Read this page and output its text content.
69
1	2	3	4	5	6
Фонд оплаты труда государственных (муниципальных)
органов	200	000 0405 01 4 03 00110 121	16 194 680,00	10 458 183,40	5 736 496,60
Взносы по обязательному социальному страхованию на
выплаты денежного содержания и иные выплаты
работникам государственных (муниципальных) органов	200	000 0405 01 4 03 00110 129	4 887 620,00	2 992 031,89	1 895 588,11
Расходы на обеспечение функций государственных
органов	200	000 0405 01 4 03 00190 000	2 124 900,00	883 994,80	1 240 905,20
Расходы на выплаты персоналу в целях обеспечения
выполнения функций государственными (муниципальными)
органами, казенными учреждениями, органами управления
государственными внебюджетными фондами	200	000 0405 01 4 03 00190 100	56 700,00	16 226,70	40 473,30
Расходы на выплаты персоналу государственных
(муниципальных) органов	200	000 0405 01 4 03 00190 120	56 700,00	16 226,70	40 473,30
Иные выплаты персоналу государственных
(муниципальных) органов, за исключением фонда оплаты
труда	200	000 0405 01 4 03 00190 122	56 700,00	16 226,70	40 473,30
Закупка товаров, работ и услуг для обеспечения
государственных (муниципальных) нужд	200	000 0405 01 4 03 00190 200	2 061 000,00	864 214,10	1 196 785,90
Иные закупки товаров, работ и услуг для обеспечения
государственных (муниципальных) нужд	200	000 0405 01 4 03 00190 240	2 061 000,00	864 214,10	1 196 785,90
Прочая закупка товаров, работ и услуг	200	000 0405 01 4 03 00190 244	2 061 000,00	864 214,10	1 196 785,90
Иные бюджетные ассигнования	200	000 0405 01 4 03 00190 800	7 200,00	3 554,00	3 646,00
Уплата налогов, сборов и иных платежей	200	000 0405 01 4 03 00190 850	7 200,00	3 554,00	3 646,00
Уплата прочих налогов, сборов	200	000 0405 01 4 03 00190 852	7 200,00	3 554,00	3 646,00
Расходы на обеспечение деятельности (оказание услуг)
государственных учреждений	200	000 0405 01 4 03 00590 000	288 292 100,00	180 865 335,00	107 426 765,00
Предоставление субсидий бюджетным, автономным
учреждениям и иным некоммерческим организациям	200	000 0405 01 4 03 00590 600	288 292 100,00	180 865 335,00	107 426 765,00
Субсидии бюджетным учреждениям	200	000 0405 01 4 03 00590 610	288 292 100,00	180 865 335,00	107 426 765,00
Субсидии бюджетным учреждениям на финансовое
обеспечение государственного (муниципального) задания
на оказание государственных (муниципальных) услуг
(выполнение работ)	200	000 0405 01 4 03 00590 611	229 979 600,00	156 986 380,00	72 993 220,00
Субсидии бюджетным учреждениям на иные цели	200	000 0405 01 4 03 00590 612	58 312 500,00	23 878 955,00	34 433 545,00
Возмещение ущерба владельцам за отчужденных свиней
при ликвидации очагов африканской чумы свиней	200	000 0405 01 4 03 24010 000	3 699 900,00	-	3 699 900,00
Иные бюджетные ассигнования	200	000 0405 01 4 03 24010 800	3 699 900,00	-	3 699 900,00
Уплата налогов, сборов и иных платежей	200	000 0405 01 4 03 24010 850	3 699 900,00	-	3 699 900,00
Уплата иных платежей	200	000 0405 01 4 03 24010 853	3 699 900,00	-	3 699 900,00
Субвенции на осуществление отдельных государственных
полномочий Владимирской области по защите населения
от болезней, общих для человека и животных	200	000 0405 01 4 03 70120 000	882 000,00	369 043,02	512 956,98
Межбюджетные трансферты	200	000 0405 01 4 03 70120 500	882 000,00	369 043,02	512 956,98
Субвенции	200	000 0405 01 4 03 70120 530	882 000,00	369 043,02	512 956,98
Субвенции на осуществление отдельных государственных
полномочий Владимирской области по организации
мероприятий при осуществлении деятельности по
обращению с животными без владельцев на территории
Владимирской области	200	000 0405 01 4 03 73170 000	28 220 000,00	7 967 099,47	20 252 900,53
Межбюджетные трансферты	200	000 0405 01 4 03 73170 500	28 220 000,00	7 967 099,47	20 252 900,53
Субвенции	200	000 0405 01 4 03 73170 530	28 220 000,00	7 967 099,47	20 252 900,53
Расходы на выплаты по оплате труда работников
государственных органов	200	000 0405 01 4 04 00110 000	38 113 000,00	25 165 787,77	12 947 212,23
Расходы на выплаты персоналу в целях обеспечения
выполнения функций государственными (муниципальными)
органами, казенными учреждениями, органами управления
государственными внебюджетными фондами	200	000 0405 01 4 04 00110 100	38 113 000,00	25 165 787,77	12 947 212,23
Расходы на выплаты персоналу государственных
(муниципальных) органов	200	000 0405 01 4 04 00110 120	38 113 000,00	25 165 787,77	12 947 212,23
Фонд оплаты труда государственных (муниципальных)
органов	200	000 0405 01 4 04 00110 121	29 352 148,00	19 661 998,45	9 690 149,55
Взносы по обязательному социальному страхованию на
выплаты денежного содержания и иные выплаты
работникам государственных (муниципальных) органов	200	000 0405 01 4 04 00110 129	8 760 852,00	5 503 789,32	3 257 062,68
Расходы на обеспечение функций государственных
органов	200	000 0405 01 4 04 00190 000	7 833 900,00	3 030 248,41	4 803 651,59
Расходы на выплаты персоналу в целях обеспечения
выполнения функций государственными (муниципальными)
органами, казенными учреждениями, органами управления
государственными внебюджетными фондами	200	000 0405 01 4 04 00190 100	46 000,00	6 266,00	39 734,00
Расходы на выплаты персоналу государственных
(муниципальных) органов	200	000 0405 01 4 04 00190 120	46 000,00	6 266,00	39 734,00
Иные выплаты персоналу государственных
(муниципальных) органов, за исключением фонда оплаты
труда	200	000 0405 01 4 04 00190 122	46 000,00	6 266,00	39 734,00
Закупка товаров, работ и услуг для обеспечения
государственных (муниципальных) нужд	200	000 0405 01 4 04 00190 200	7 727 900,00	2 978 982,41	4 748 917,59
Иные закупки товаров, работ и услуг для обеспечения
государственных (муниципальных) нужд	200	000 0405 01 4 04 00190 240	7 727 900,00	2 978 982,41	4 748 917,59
^^^^
TASK INSTRUCTIONS -
Exactly how many lines of the listing above contain the string "Субсидии"? Give no more than the number.

IN RESPONSE -
3